# Exercise goal:
Quote the records below in full, exactly as given, with the images taken out.

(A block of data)
----
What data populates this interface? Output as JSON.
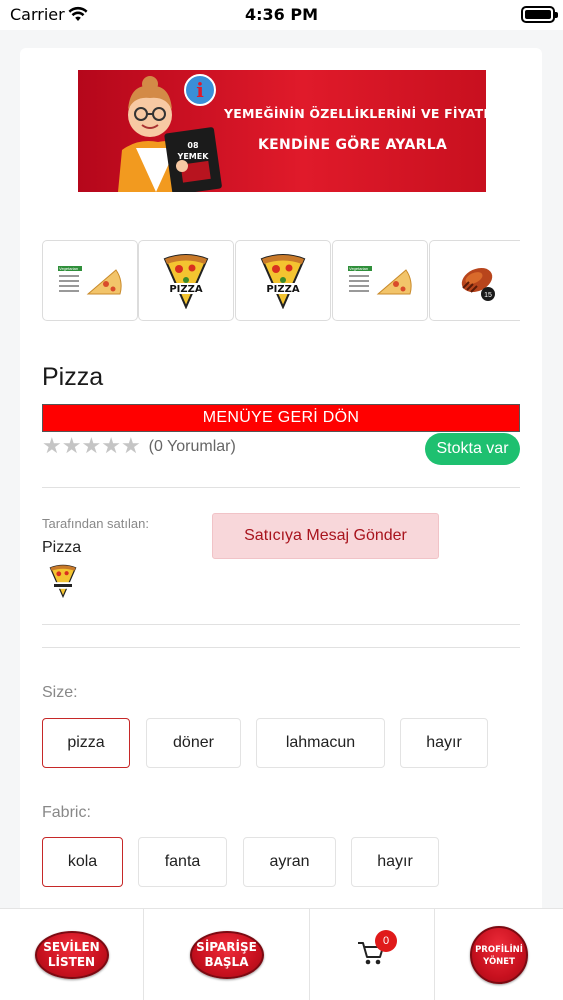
{
  "status_bar": {
    "carrier": "Carrier",
    "time": "4:36 PM"
  },
  "banner": {
    "line1": "YEMEĞİNİN ÖZELLİKLERİNİ VE FİYATINI",
    "line2": "KENDİNE GÖRE AYARLA",
    "menu_line1": "08",
    "menu_line2": "YEMEK"
  },
  "thumbnails": [
    {
      "name": "vegetarian-pizza-menu-card",
      "caption": "Vegetarian"
    },
    {
      "name": "pizza-logo",
      "caption": "PIZZA"
    },
    {
      "name": "pizza-logo",
      "caption": "PIZZA"
    },
    {
      "name": "vegetarian-pizza-menu-card",
      "caption": "Vegetarian"
    },
    {
      "name": "grilled-food-photo",
      "caption": "15"
    }
  ],
  "product": {
    "title": "Pizza",
    "back_button": "MENÜYE GERİ DÖN",
    "rating_stars": 0,
    "rating_max": 5,
    "review_count": "(0 Yorumlar)",
    "stock_status": "Stokta var"
  },
  "seller": {
    "caption": "Tarafından satılan:",
    "name": "Pizza",
    "message_button": "Satıcıya Mesaj Gönder"
  },
  "options": {
    "size": {
      "label": "Size:",
      "items": [
        "pizza",
        "döner",
        "lahmacun",
        "hayır"
      ],
      "selected": "pizza"
    },
    "fabric": {
      "label": "Fabric:",
      "items": [
        "kola",
        "fanta",
        "ayran",
        "hayır"
      ],
      "selected": "kola"
    }
  },
  "bottom_nav": {
    "favorites_line1": "SEVİLEN",
    "favorites_line2": "LİSTEN",
    "order_line1": "SİPARİŞE",
    "order_line2": "BAŞLA",
    "cart_count": "0",
    "profile_line1": "PROFİLİNİ",
    "profile_line2": "YÖNET"
  },
  "colors": {
    "accent_red": "#ff0000",
    "stock_green": "#1ec070",
    "message_bg": "#f8d7da",
    "selected_border": "#c62828"
  }
}
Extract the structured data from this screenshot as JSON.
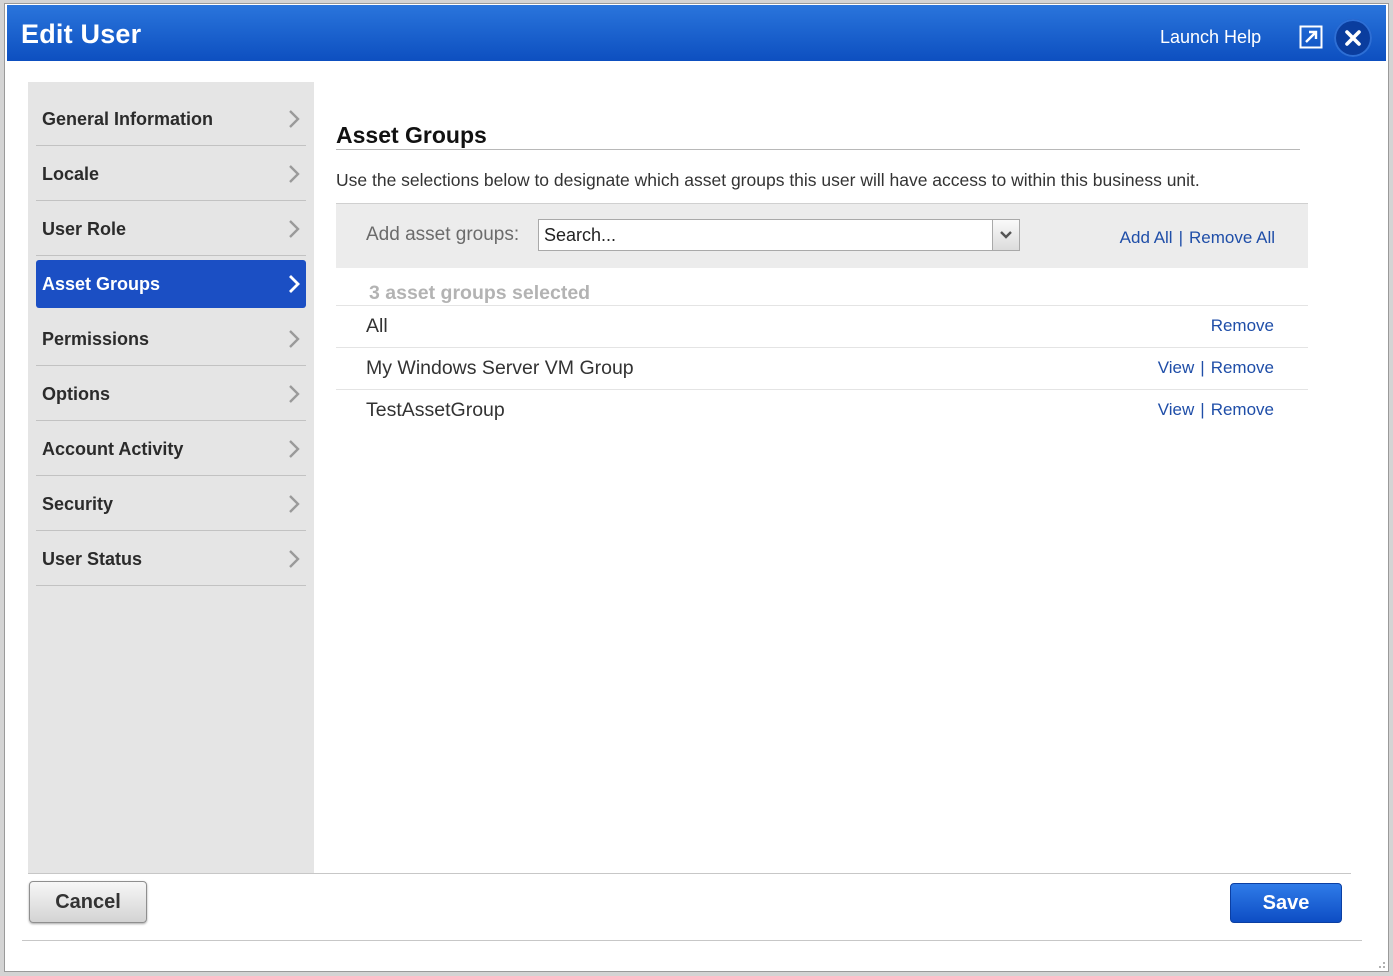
----
# Solution:
What data populates this interface? Output as JSON.
{
  "status_bar": {
    "carrier": "Carrier",
    "time": "4:36 PM"
  },
  "banner": {
    "line1": "YEMEĞİNİN ÖZELLİKLERİNİ VE FİYATINI",
    "line2": "KENDİNE GÖRE AYARLA",
    "menu_line1": "08",
    "menu_line2": "YEMEK"
  },
  "thumbnails": [
    {
      "name": "vegetarian-pizza-menu-card",
      "caption": "Vegetarian"
    },
    {
      "name": "pizza-logo",
      "caption": "PIZZA"
    },
    {
      "name": "pizza-logo",
      "caption": "PIZZA"
    },
    {
      "name": "vegetarian-pizza-menu-card",
      "caption": "Vegetarian"
    },
    {
      "name": "grilled-food-photo",
      "caption": "15"
    }
  ],
  "product": {
    "title": "Pizza",
    "back_button": "MENÜYE GERİ DÖN",
    "rating_stars": 0,
    "rating_max": 5,
    "review_count": "(0 Yorumlar)",
    "stock_status": "Stokta var"
  },
  "seller": {
    "caption": "Tarafından satılan:",
    "name": "Pizza",
    "message_button": "Satıcıya Mesaj Gönder"
  },
  "options": {
    "size": {
      "label": "Size:",
      "items": [
        "pizza",
        "döner",
        "lahmacun",
        "hayır"
      ],
      "selected": "pizza"
    },
    "fabric": {
      "label": "Fabric:",
      "items": [
        "kola",
        "fanta",
        "ayran",
        "hayır"
      ],
      "selected": "kola"
    }
  },
  "bottom_nav": {
    "favorites_line1": "SEVİLEN",
    "favorites_line2": "LİSTEN",
    "order_line1": "SİPARİŞE",
    "order_line2": "BAŞLA",
    "cart_count": "0",
    "profile_line1": "PROFİLİNİ",
    "profile_line2": "YÖNET"
  },
  "colors": {
    "accent_red": "#ff0000",
    "stock_green": "#1ec070",
    "message_bg": "#f8d7da",
    "selected_border": "#c62828"
  }
}
Extract the structured data from this screenshot as JSON.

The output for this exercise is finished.